*Work to be completed*:
Scan the data beneath this task and copy each line that includes "description".

*Given data*:
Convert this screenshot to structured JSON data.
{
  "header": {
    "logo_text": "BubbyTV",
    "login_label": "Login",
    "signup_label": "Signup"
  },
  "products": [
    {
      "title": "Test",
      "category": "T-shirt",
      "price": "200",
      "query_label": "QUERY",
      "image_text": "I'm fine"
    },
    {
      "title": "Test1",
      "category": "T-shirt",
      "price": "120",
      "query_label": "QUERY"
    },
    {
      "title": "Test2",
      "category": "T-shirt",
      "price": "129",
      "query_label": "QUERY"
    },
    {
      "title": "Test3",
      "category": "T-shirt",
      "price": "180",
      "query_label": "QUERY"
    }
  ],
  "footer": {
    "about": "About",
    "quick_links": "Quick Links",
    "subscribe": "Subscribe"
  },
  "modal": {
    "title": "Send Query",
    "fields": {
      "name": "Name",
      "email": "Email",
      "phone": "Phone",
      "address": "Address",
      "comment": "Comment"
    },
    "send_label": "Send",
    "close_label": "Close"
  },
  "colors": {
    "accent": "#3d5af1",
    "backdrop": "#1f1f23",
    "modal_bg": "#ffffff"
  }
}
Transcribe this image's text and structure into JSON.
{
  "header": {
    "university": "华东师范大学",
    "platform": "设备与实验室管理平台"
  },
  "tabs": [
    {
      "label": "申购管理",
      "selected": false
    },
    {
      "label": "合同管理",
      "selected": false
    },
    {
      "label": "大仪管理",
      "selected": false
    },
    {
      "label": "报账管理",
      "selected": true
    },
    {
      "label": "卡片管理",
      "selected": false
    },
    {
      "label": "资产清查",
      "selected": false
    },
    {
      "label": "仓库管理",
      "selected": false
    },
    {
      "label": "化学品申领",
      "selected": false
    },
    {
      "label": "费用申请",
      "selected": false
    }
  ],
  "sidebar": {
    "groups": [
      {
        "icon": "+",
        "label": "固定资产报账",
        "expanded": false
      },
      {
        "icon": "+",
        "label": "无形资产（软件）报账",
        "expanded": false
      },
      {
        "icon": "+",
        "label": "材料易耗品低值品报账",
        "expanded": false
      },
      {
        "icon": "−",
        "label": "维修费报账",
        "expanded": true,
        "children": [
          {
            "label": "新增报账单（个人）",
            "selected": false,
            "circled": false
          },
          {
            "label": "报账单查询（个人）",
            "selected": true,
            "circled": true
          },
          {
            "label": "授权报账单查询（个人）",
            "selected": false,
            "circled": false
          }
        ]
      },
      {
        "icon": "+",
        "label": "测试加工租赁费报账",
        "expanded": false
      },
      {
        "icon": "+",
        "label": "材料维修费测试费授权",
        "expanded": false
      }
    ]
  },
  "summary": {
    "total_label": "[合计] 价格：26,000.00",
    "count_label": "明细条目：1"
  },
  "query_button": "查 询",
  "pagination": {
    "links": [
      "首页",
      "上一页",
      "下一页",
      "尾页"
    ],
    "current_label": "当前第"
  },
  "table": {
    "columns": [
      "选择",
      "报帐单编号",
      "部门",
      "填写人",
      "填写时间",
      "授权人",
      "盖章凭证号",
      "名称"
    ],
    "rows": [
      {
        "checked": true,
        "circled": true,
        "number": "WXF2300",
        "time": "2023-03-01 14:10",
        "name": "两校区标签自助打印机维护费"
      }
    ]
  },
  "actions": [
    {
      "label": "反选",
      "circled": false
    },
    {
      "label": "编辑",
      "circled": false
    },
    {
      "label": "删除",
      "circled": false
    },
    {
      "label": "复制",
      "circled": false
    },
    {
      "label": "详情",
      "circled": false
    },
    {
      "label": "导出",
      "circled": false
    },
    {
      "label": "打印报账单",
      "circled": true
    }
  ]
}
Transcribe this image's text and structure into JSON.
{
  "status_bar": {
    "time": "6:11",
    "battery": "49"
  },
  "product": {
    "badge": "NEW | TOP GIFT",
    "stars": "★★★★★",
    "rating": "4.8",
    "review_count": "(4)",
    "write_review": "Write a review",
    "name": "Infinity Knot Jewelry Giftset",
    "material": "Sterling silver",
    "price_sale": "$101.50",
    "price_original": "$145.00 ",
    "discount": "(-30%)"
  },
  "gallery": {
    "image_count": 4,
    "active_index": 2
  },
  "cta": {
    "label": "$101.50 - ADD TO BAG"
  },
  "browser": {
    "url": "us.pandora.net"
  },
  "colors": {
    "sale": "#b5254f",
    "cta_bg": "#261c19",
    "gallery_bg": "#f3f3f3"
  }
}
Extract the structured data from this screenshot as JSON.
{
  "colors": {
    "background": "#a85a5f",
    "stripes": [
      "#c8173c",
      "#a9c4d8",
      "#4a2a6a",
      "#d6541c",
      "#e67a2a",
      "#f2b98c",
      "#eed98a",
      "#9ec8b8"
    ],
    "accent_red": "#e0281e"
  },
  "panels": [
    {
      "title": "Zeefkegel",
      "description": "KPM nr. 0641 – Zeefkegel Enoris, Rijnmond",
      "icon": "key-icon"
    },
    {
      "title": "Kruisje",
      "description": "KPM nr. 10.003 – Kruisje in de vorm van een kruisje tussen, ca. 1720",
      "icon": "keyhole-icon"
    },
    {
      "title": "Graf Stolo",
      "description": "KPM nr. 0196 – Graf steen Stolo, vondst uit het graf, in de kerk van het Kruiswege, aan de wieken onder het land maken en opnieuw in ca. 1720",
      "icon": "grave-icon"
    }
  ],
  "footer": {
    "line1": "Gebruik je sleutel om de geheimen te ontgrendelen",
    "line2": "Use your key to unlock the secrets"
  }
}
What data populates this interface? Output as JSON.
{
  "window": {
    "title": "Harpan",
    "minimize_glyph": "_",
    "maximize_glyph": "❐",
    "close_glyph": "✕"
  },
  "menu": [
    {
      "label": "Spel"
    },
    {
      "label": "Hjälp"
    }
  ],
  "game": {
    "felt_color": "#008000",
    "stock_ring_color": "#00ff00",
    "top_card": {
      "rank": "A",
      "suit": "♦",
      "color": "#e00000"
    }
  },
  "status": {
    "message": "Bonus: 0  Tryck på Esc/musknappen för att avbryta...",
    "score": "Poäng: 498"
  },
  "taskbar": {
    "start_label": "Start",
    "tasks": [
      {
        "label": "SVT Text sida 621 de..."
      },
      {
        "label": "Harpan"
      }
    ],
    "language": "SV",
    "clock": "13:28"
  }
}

*Problem solution*:
      "description": "KPM nr. 0641 – Zeefkegel Enoris, Rijnmond",
      "description": "KPM nr. 10.003 – Kruisje in de vorm van een kruisje tussen, ca. 1720",
      "description": "KPM nr. 0196 – Graf steen Stolo, vondst uit het graf, in de kerk van het Kruiswege, aan de wieken onder het land maken en opnieuw in ca. 1720",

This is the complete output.